» PROBLEM DESCRIPTION
Every entry below should be repeated exactly; the pictures should not.

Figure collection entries
◆ ◆ ◆

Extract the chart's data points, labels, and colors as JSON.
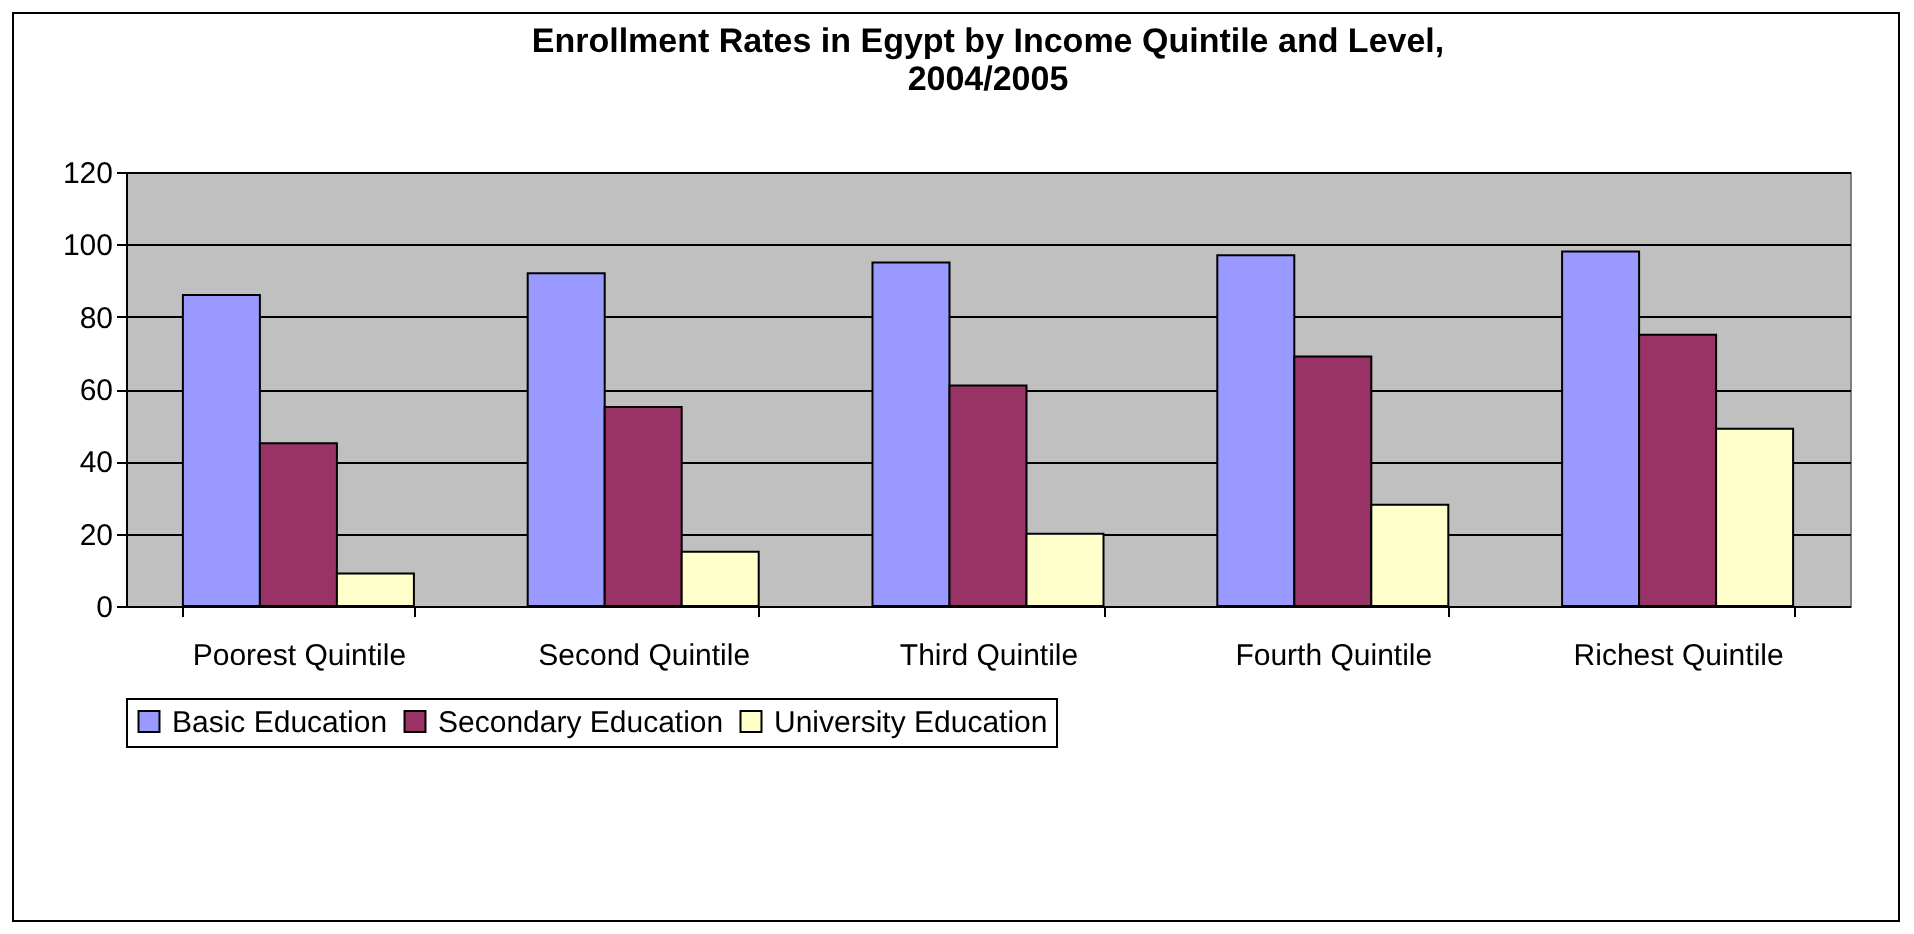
{
  "chart_data": {
    "type": "bar",
    "title": [
      "Enrollment Rates in Egypt by Income Quintile and Level,",
      "2004/2005"
    ],
    "categories": [
      "Poorest Quintile",
      "Second Quintile",
      "Third Quintile",
      "Fourth Quintile",
      "Richest Quintile"
    ],
    "series": [
      {
        "name": "Basic Education",
        "color": "#9999ff",
        "values": [
          86,
          92,
          95,
          97,
          98
        ]
      },
      {
        "name": "Secondary Education",
        "color": "#993366",
        "values": [
          45,
          55,
          61,
          69,
          75
        ]
      },
      {
        "name": "University Education",
        "color": "#ffffcc",
        "values": [
          9,
          15,
          20,
          28,
          49
        ]
      }
    ],
    "ylim": [
      0,
      120
    ],
    "yticks": [
      0,
      20,
      40,
      60,
      80,
      100,
      120
    ],
    "grid": "y",
    "legend": "bottom"
  }
}
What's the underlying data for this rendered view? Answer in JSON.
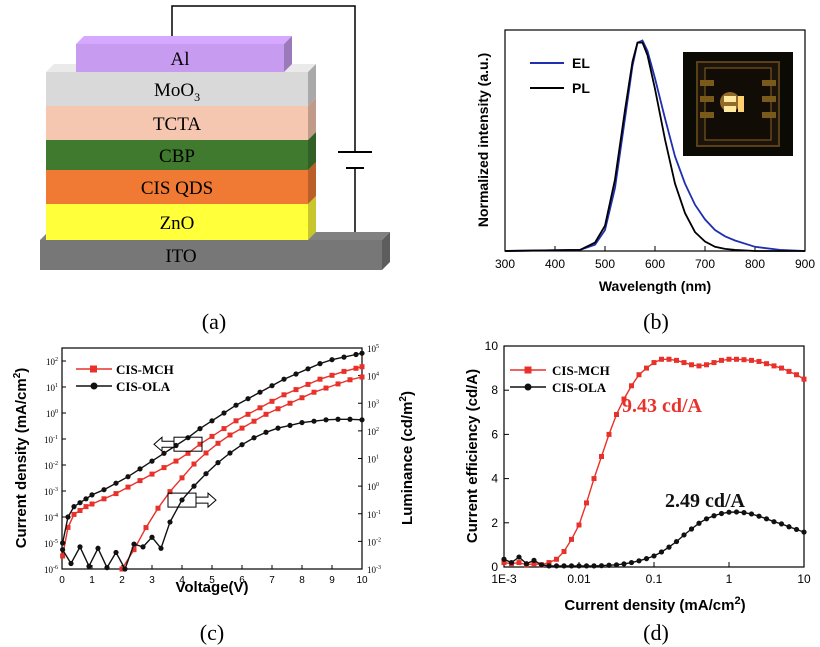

◆ ◆ ◆

» OUTPUT
Extract the chart's data points, labels, and colors as JSON.
{
  "chart_data": {
    "type": "bar",
    "title": [
      "Enrollment Rates in Egypt by Income Quintile and Level,",
      "2004/2005"
    ],
    "categories": [
      "Poorest Quintile",
      "Second Quintile",
      "Third Quintile",
      "Fourth Quintile",
      "Richest Quintile"
    ],
    "series": [
      {
        "name": "Basic Education",
        "color": "#9999ff",
        "values": [
          86,
          92,
          95,
          97,
          98
        ]
      },
      {
        "name": "Secondary Education",
        "color": "#993366",
        "values": [
          45,
          55,
          61,
          69,
          75
        ]
      },
      {
        "name": "University Education",
        "color": "#ffffcc",
        "values": [
          9,
          15,
          20,
          28,
          49
        ]
      }
    ],
    "ylim": [
      0,
      120
    ],
    "yticks": [
      0,
      20,
      40,
      60,
      80,
      100,
      120
    ],
    "grid": "y",
    "legend": "bottom"
  }
}
What's the underlying data for this rendered view? Answer in JSON.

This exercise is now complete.